YOUR OBJECTIVE:
Identify the lines containing the word "marker". Copy each one.

Excerpts from a figure dataset:
start

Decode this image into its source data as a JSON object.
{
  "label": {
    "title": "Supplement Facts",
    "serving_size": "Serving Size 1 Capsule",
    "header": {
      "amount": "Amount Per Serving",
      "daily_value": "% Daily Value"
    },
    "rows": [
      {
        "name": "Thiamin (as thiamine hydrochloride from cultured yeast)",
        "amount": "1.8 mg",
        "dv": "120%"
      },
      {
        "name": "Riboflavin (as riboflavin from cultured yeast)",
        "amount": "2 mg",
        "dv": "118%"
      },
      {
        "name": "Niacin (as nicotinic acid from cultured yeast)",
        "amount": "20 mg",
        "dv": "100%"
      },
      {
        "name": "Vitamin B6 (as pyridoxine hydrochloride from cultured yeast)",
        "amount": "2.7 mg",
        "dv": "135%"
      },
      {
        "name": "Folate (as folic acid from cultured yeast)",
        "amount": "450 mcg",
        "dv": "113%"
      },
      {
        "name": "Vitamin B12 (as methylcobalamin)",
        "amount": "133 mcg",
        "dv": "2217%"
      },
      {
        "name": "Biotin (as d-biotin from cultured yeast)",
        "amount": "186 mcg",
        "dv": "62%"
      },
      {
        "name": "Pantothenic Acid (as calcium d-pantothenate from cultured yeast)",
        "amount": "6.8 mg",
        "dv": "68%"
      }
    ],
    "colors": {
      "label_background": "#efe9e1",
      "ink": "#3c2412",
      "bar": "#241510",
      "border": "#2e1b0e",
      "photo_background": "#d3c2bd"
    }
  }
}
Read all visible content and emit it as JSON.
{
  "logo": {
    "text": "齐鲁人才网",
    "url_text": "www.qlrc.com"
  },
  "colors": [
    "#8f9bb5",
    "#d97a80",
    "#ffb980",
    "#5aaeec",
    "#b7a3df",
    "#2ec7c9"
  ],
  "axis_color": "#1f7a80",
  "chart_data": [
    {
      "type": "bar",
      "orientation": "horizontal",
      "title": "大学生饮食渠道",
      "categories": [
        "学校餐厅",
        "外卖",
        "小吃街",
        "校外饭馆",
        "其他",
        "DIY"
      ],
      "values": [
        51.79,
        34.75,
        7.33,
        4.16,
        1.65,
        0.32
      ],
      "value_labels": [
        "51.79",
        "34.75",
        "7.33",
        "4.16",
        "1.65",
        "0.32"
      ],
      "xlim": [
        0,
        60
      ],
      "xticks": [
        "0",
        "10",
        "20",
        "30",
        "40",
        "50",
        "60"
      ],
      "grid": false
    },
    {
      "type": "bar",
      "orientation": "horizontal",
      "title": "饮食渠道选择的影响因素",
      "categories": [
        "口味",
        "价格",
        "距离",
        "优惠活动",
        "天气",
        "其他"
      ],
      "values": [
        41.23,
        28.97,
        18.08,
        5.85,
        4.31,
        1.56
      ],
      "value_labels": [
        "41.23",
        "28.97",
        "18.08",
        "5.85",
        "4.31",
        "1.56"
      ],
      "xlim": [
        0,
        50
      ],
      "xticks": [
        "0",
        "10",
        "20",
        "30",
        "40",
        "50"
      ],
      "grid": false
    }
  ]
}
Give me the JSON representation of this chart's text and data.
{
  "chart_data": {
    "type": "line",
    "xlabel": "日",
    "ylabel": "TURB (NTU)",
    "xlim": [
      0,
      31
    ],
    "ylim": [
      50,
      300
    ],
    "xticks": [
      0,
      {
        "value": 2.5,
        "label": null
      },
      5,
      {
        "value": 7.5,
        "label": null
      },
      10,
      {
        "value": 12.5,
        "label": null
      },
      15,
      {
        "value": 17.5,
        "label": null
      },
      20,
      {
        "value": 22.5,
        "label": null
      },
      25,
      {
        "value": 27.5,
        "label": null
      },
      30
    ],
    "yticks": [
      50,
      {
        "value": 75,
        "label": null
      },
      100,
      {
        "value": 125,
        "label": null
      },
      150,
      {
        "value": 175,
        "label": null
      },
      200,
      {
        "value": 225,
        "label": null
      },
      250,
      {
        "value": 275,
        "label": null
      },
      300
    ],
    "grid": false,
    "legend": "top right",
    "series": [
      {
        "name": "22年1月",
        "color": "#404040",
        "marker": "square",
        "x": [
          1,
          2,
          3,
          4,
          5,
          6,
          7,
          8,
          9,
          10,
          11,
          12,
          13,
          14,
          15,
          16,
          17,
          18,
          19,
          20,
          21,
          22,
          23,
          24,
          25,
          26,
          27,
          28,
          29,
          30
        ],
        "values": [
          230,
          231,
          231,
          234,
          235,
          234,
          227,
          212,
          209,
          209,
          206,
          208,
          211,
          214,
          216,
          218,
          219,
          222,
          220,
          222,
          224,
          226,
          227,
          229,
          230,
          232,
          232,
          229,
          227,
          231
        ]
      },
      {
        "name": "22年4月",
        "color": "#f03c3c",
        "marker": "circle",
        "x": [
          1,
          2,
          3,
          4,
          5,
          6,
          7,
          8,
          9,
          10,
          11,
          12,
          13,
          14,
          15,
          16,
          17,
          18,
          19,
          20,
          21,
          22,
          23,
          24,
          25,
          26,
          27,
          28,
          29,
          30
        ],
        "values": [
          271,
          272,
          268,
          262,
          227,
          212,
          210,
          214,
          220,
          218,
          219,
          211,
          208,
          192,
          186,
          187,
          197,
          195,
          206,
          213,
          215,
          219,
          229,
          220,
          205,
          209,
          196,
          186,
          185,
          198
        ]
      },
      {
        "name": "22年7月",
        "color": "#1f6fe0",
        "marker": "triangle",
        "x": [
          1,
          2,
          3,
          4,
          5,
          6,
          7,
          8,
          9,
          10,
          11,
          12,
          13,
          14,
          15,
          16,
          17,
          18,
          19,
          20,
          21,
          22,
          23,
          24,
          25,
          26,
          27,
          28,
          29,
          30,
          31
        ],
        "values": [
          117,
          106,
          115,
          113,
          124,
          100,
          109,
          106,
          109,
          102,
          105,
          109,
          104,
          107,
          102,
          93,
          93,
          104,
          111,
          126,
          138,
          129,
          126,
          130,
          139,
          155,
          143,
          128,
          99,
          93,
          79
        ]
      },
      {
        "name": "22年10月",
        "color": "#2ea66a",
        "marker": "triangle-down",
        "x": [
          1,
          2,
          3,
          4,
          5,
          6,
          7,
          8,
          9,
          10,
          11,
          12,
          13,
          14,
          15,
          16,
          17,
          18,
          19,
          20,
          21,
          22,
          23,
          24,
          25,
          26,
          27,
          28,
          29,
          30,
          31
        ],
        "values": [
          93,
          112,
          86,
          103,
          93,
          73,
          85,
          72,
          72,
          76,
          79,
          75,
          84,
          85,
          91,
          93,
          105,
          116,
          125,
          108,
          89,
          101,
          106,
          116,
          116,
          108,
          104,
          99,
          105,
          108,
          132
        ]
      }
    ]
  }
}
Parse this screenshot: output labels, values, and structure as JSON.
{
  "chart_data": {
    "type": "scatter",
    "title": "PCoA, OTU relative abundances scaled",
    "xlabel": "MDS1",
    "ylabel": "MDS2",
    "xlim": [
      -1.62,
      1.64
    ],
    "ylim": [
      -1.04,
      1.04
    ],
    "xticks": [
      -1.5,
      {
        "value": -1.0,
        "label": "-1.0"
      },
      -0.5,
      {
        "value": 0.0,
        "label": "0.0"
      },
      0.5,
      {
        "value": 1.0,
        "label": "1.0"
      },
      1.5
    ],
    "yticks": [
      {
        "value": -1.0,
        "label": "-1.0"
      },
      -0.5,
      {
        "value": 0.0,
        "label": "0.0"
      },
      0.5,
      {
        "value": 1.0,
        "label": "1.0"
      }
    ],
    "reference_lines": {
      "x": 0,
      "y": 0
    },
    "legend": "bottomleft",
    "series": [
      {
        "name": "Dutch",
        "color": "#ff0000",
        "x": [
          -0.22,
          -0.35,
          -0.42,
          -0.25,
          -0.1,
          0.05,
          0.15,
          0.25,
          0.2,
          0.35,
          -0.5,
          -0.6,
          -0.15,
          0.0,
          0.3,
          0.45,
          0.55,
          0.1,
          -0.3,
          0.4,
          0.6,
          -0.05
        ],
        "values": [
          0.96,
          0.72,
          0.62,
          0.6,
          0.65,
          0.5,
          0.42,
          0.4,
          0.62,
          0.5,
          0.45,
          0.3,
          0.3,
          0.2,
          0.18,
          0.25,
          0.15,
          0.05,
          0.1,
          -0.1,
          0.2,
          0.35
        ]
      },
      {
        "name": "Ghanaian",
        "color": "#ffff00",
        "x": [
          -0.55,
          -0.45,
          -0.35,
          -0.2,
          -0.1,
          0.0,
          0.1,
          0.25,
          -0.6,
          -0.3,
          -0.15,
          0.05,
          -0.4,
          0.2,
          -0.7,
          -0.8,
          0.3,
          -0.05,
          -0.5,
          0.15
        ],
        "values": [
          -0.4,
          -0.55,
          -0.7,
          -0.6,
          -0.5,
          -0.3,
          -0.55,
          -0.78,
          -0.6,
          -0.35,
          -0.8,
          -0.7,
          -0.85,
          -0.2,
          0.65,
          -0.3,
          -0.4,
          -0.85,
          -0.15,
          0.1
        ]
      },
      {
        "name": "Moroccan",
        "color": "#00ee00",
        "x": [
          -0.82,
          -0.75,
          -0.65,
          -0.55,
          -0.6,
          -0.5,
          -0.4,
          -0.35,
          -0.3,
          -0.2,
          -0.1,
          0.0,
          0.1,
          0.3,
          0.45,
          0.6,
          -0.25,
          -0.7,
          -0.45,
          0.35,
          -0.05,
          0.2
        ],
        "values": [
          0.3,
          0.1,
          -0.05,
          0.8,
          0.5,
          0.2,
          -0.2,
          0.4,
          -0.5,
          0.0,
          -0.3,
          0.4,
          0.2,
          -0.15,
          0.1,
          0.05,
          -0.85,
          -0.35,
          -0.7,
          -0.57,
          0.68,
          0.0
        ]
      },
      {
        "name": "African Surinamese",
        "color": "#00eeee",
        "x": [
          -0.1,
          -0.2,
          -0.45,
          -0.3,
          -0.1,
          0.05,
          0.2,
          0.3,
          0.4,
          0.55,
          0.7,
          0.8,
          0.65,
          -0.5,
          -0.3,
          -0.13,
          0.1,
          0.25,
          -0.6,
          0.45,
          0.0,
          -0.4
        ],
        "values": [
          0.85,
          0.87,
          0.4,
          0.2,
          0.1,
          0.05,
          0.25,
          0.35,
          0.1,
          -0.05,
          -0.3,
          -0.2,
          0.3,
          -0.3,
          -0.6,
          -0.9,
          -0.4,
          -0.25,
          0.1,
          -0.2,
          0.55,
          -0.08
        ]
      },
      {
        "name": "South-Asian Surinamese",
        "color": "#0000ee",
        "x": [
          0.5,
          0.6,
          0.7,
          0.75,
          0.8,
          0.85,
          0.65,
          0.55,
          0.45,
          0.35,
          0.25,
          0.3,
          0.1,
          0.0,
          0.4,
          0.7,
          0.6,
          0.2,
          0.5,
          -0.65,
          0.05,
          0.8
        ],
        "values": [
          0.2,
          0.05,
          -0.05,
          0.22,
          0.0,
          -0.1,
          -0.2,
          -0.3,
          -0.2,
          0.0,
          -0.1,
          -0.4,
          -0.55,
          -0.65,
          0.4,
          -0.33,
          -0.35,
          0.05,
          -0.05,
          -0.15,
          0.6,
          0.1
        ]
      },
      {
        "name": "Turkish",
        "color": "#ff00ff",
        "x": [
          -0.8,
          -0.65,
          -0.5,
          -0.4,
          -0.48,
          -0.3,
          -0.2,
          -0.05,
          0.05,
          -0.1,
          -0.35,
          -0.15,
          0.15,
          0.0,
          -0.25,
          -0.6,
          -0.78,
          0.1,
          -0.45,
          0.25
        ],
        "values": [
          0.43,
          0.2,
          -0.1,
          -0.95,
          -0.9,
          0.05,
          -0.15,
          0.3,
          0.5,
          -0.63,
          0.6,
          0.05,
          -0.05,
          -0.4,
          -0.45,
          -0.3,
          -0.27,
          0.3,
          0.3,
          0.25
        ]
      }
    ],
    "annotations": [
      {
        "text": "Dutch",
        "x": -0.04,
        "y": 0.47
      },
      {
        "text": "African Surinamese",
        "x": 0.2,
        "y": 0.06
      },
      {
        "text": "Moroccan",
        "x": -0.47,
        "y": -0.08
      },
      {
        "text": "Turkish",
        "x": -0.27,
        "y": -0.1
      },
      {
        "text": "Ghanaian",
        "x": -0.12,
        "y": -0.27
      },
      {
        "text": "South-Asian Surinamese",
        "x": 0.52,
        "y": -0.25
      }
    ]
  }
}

end

FINAL RESULT:
        "marker": "square",
        "marker": "circle",
        "marker": "triangle",
        "marker": "triangle-down",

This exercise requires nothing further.